WRITTEN INSTRUCTION
From the listing below, pull out all lines with "الجهل" in them.

◆ ◆ ◆ ◆ ◆ ◆ ◆

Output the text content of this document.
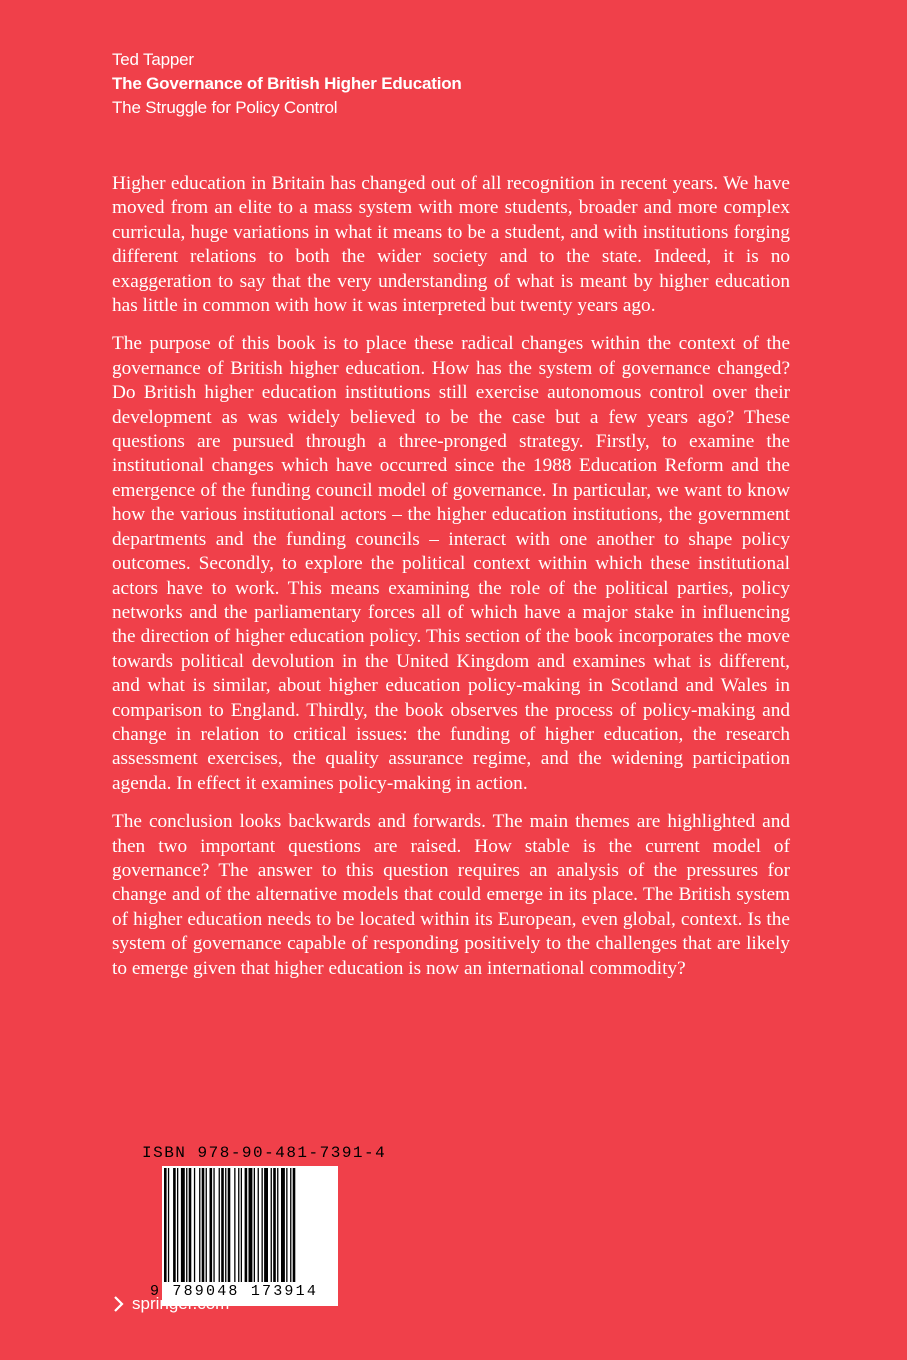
Ted Tapper
The Governance of British Higher Education
The Struggle for Policy Control

Higher education in Britain has changed out of all recognition in recent years. We have moved from an elite to a mass system with more students, broader and more complex curricula, huge variations in what it means to be a student, and with institutions forging different relations to both the wider society and to the state. Indeed, it is no exaggeration to say that the very understanding of what is meant by higher education has little in common with how it was interpreted but twenty years ago.

The purpose of this book is to place these radical changes within the context of the governance of British higher education. How has the system of governance changed? Do British higher education institutions still exercise autonomous control over their development as was widely believed to be the case but a few years ago? These questions are pursued through a three-pronged strategy. Firstly, to examine the institutional changes which have occurred since the 1988 Education Reform and the emergence of the funding council model of governance. In particular, we want to know how the various institutional actors – the higher education institutions, the government departments and the funding councils – interact with one another to shape policy outcomes. Secondly, to explore the political context within which these institutional actors have to work. This means examining the role of the political parties, policy networks and the parliamentary forces all of which have a major stake in influencing the direction of higher education policy. This section of the book incorporates the move towards political devolution in the United Kingdom and examines what is different, and what is similar, about higher education policy-making in Scotland and Wales in comparison to England. Thirdly, the book observes the process of policy-making and change in relation to critical issues: the funding of higher education, the research assessment exercises, the quality assurance regime, and the widening participation agenda. In effect it examines policy-making in action.

The conclusion looks backwards and forwards. The main themes are highlighted and then two important questions are raised. How stable is the current model of governance? The answer to this question requires an analysis of the pressures for change and of the alternative models that could emerge in its place. The British system of higher education needs to be located within its European, even global, context. Is the system of governance capable of responding positively to the challenges that are likely to emerge given that higher education is now an international commodity?

ISBN 978-90-481-7391-4
9 789048 173914
springer.com
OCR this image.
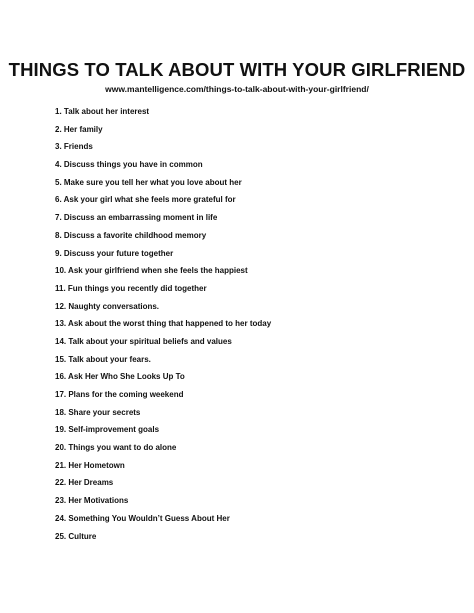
THINGS TO TALK ABOUT WITH YOUR GIRLFRIEND
www.mantelligence.com/things-to-talk-about-with-your-girlfriend/
1. Talk about her interest
2. Her family
3. Friends
4. Discuss things you have in common
5. Make sure you tell her what you love about her
6. Ask your girl what she feels more grateful for
7. Discuss an embarrassing moment in life
8. Discuss a favorite childhood memory
9. Discuss your future together
10. Ask your girlfriend when she feels the happiest
11. Fun things you recently did together
12. Naughty conversations.
13. Ask about the worst thing that happened to her today
14. Talk about your spiritual beliefs and values
15. Talk about your fears.
16. Ask Her Who She Looks Up To
17. Plans for the coming weekend
18. Share your secrets
19. Self-improvement goals
20. Things you want to do alone
21. Her Hometown
22. Her Dreams
23. Her Motivations
24. Something You Wouldn’t Guess About Her
25. Culture
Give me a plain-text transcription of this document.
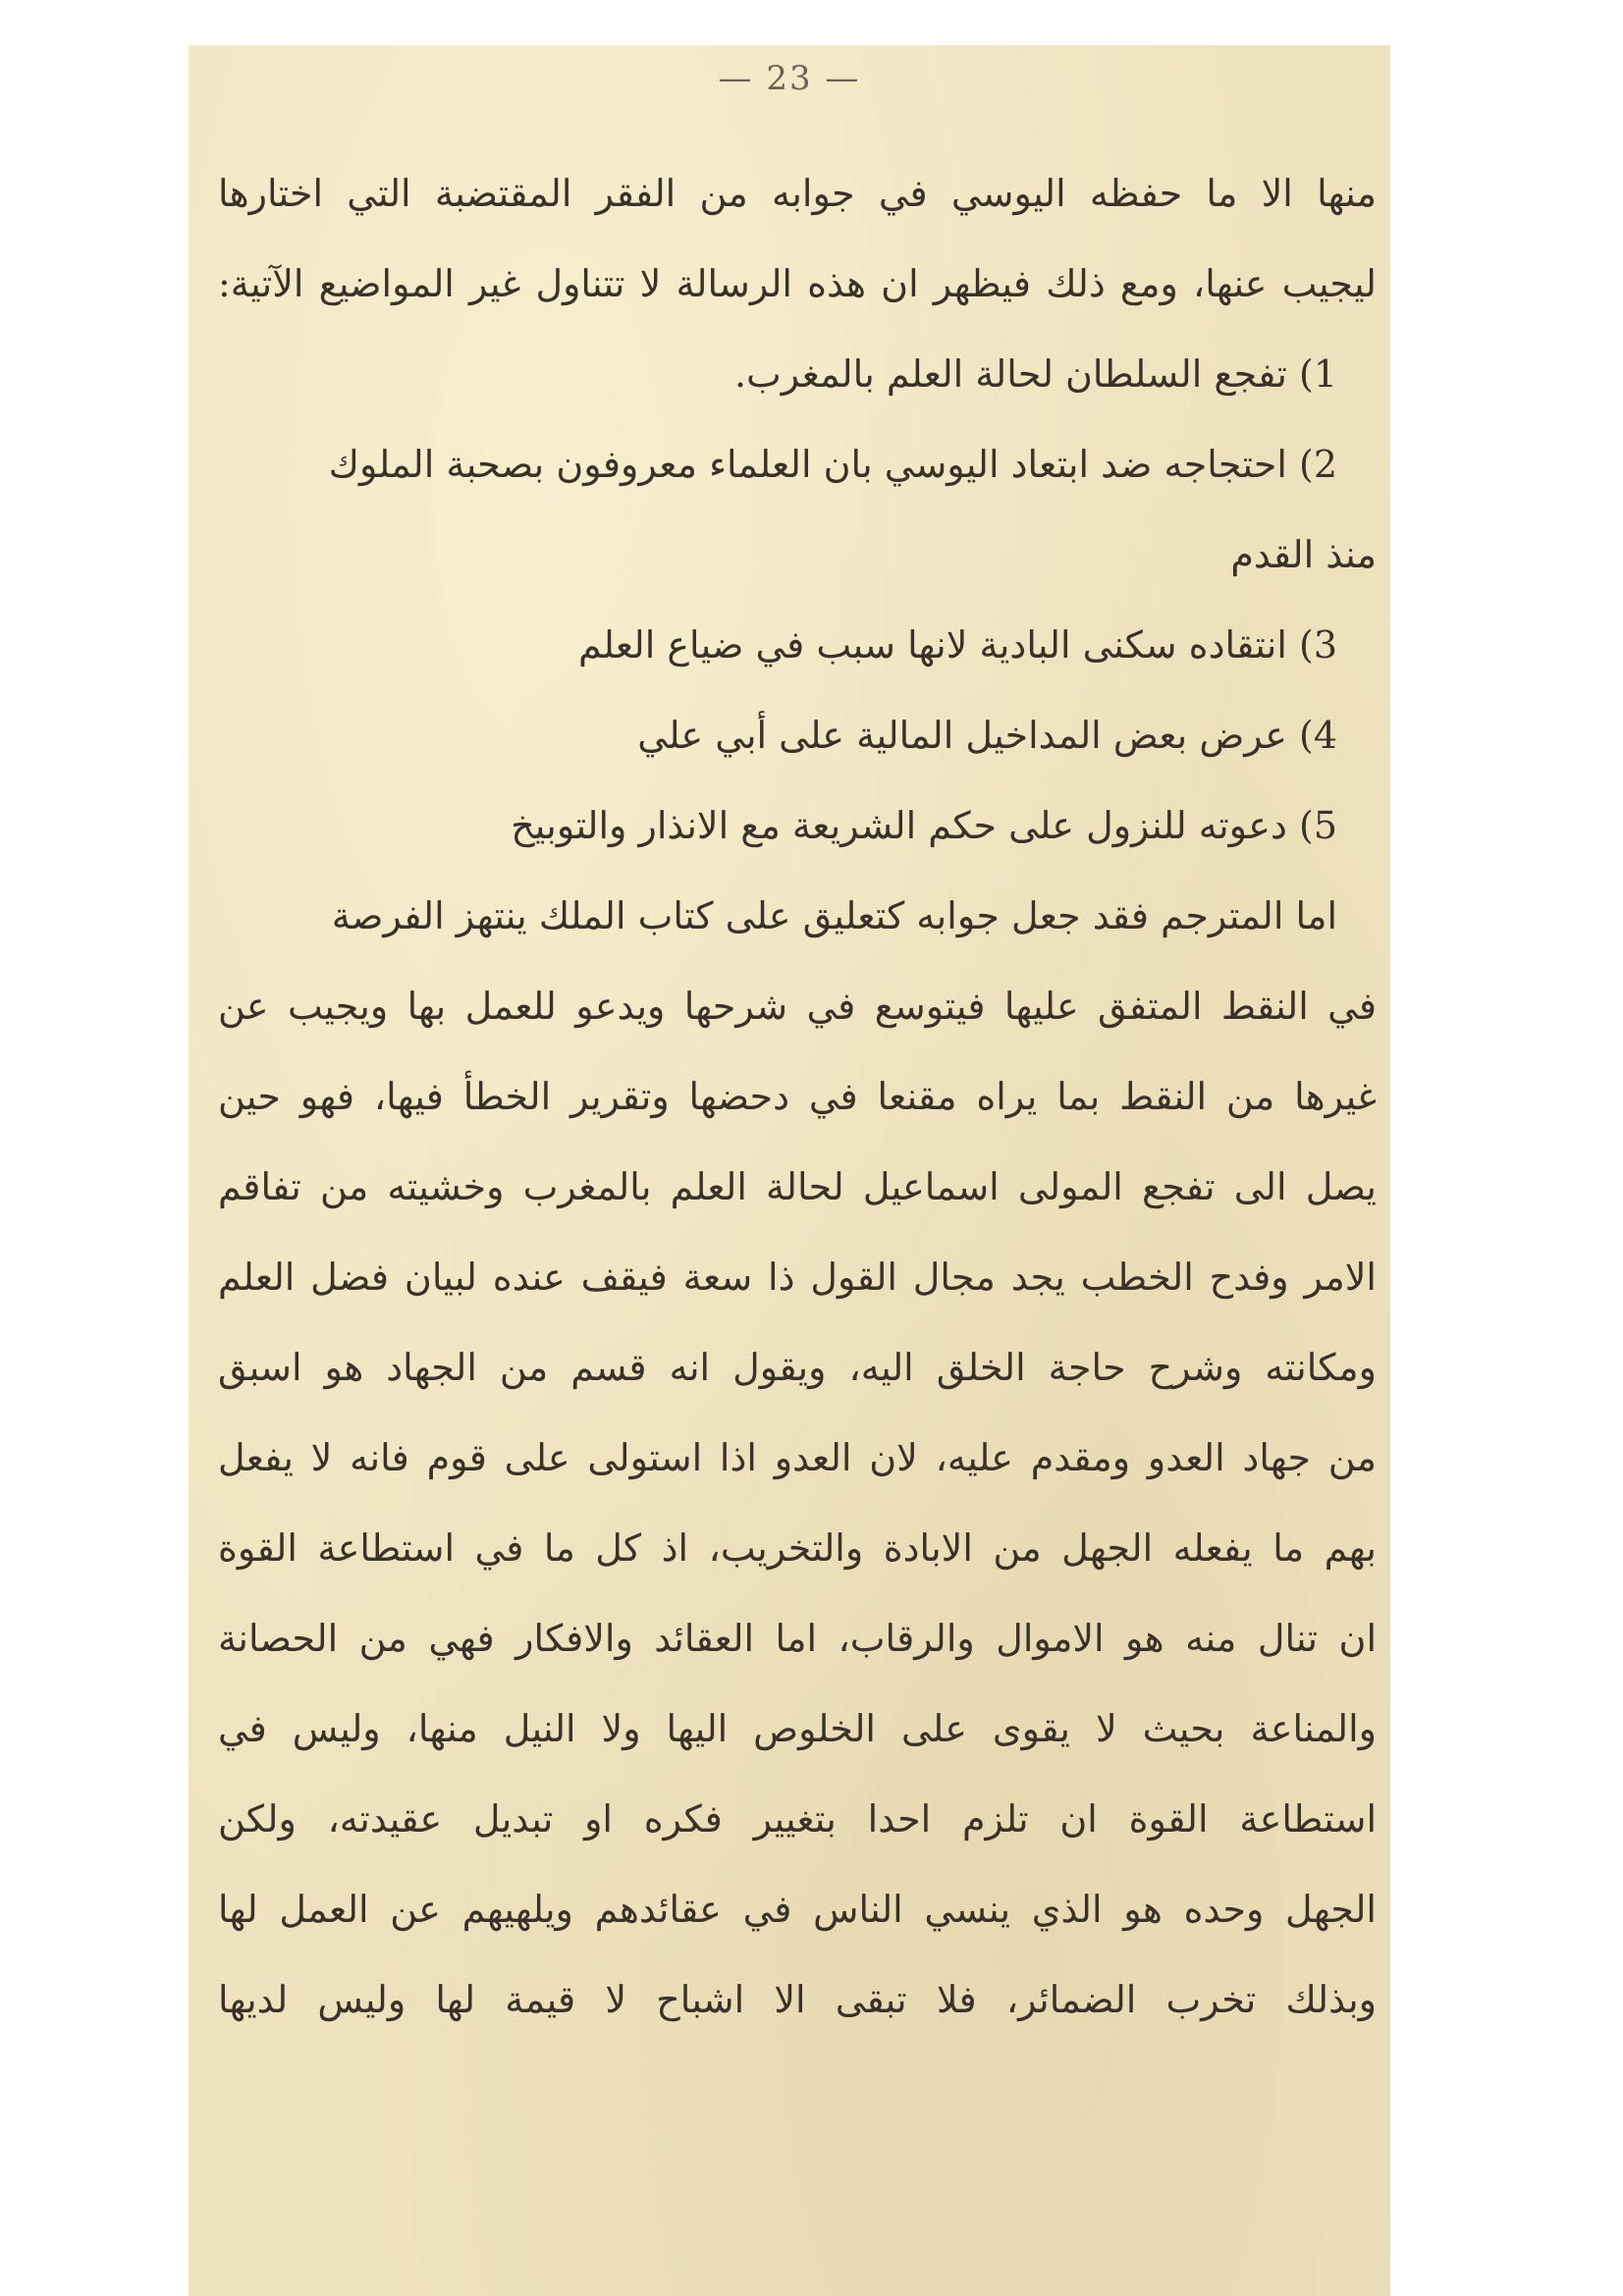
— 23 —
منها الا ما حفظه اليوسي في جوابه من الفقر المقتضبة التي اختارها
ليجيب عنها، ومع ذلك فيظهر ان هذه الرسالة لا تتناول غير المواضيع الآتية:
1) تفجع السلطان لحالة العلم بالمغرب.
2) احتجاجه ضد ابتعاد اليوسي بان العلماء معروفون بصحبة الملوك
منذ القدم
3) انتقاده سكنى البادية لانها سبب في ضياع العلم
4) عرض بعض المداخيل المالية على أبي علي
5) دعوته للنزول على حكم الشريعة مع الانذار والتوبيخ
اما المترجم فقد جعل جوابه كتعليق على كتاب الملك ينتهز الفرصة
في النقط المتفق عليها فيتوسع في شرحها ويدعو للعمل بها ويجيب عن
غيرها من النقط بما يراه مقنعا في دحضها وتقرير الخطأ فيها، فهو حين
يصل الى تفجع المولى اسماعيل لحالة العلم بالمغرب وخشيته من تفاقم
الامر وفدح الخطب يجد مجال القول ذا سعة فيقف عنده لبيان فضل العلم
ومكانته وشرح حاجة الخلق اليه، ويقول انه قسم من الجهاد هو اسبق
من جهاد العدو ومقدم عليه، لان العدو اذا استولى على قوم فانه لا يفعل
بهم ما يفعله الجهل من الابادة والتخريب، اذ كل ما في استطاعة القوة
ان تنال منه هو الاموال والرقاب، اما العقائد والافكار فهي من الحصانة
والمناعة بحيث لا يقوى على الخلوص اليها ولا النيل منها، وليس في
استطاعة القوة ان تلزم احدا بتغيير فكره او تبديل عقيدته، ولكن
الجهل وحده هو الذي ينسي الناس في عقائدهم ويلهيهم عن العمل لها
وبذلك تخرب الضمائر، فلا تبقى الا اشباح لا قيمة لها وليس لديها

◆ ◆ ◆ ◆ ◆ ◆ ◆

OUTPUT OF THE EXERCISE
بهم ما يفعله الجهل من الابادة والتخريب، اذ كل ما في استطاعة القوة
الجهل وحده هو الذي ينسي الناس في عقائدهم ويلهيهم عن العمل لها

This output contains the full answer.